Image region annotations
· · · · · · ·
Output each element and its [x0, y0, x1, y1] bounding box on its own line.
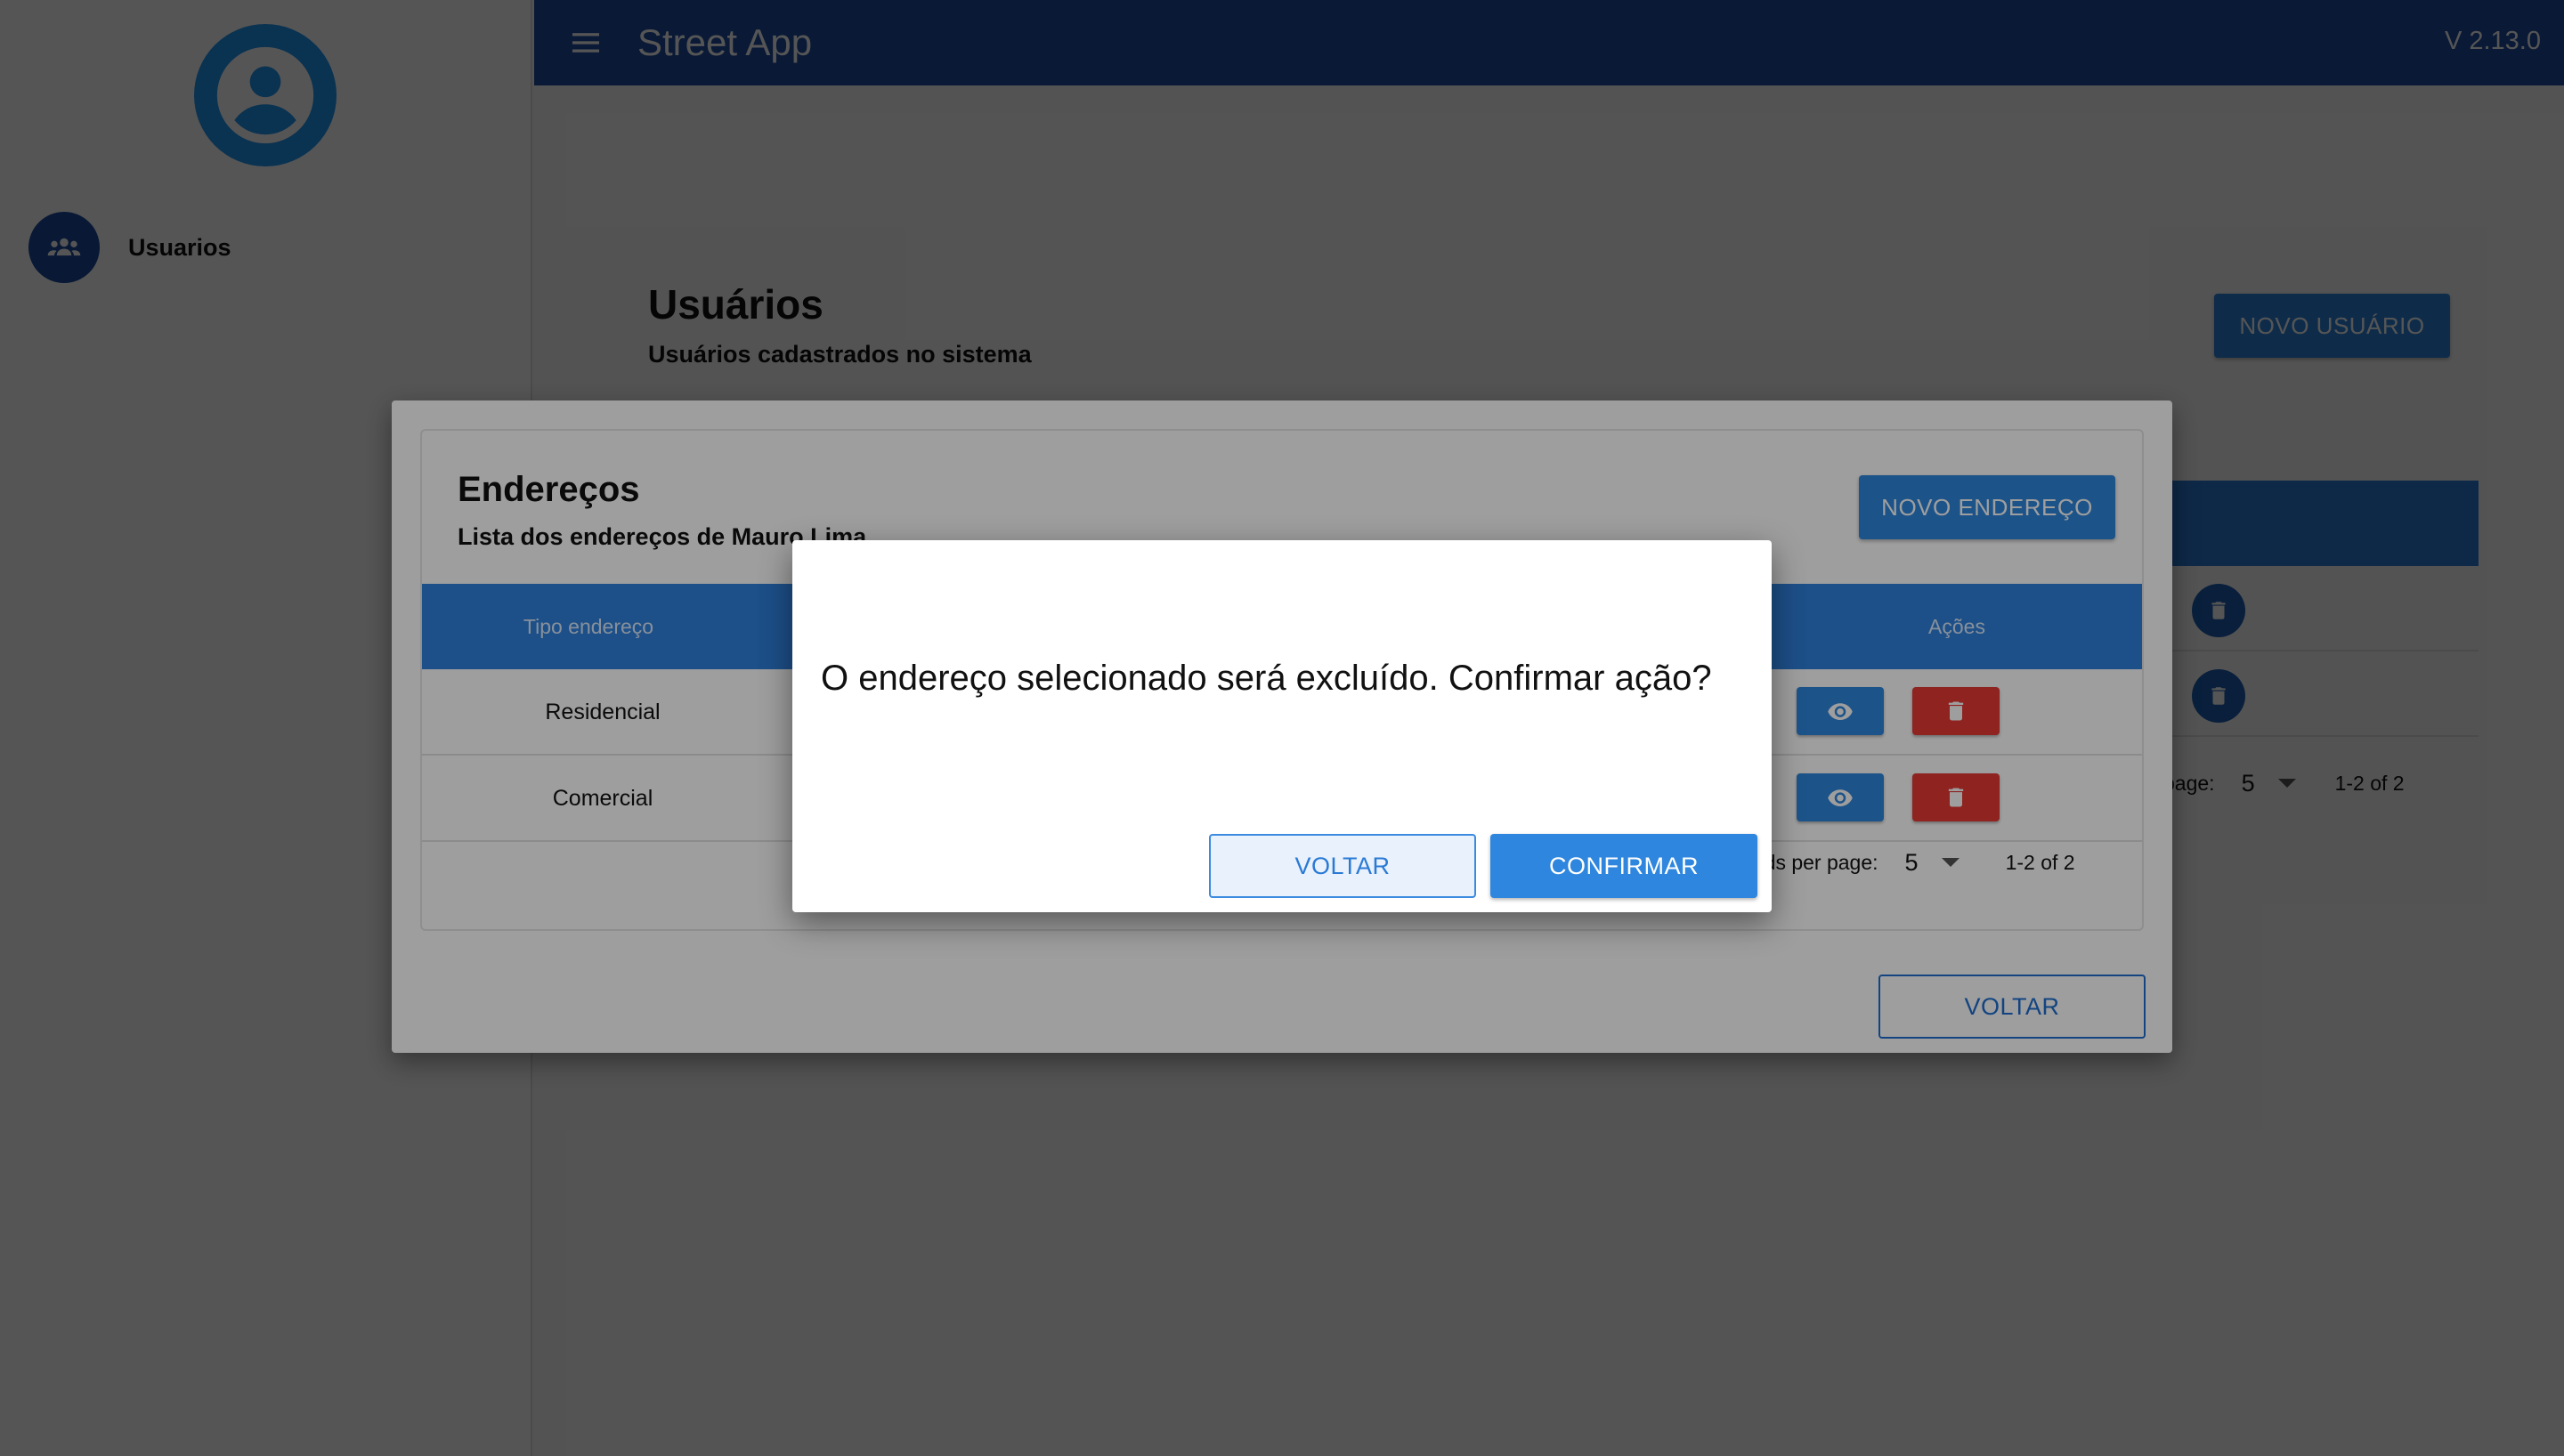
- cancel-button[interactable]: VOLTAR: [1209, 834, 1476, 898]
- confirm-dialog: O endereço selecionado será excluído. Co…: [792, 540, 1772, 912]
- confirm-message: O endereço selecionado será excluído. Co…: [821, 659, 1712, 698]
- confirm-button[interactable]: CONFIRMAR: [1490, 834, 1757, 898]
· · · · · · ·
Reproduce every line of the items above word for word, leaving out the pictures.

### Exercise answer
Output each element and its [x0, y0, x1, y1] bounding box on its own line.
- cancel-button[interactable]: VOLTAR: [1209, 834, 1476, 898]
- confirm-dialog: O endereço selecionado será excluído. Co…: [792, 540, 1772, 912]
- confirm-message: O endereço selecionado será excluído. Co…: [821, 659, 1712, 698]
- confirm-button[interactable]: CONFIRMAR: [1490, 834, 1757, 898]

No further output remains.